------ Information provided ------

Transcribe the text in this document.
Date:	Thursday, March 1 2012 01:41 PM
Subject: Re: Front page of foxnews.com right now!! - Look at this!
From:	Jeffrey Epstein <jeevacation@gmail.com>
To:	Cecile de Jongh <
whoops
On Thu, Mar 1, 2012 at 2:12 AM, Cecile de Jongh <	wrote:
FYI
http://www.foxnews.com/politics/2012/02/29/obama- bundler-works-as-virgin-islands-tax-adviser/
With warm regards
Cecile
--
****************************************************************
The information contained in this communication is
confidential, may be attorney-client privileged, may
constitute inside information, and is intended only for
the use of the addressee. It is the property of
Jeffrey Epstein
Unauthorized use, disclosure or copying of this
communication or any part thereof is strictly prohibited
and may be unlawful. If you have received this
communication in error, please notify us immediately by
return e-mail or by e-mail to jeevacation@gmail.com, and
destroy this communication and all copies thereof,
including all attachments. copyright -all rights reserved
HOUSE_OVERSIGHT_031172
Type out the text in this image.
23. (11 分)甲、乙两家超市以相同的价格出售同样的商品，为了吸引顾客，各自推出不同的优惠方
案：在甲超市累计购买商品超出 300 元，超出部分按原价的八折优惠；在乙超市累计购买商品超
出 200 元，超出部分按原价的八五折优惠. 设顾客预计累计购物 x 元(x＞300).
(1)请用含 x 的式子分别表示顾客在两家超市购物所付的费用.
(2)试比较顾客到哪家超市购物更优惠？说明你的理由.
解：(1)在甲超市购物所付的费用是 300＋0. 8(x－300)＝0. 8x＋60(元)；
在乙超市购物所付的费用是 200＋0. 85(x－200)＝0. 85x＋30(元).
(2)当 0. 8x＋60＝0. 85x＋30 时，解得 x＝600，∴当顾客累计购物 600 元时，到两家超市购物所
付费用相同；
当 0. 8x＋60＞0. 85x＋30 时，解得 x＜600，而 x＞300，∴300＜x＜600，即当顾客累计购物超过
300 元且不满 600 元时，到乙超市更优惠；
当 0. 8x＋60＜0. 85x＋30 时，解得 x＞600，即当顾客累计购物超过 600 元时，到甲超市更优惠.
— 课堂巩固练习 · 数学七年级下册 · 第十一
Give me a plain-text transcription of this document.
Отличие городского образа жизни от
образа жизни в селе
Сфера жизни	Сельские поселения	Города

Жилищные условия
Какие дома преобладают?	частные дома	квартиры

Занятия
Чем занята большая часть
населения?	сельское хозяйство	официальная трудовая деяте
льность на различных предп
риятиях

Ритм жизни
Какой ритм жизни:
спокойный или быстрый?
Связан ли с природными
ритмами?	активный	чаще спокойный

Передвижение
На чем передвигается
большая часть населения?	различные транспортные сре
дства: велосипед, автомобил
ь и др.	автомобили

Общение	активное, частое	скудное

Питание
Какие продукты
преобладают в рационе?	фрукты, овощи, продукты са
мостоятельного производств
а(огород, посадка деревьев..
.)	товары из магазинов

------

--- What is being asked ---
Collect each line above holding the string "communication".

--- Written solution ---
The information contained in this communication is
communication or any part thereof is strictly prohibited
communication in error, please notify us immediately by
destroy this communication and all copies thereof,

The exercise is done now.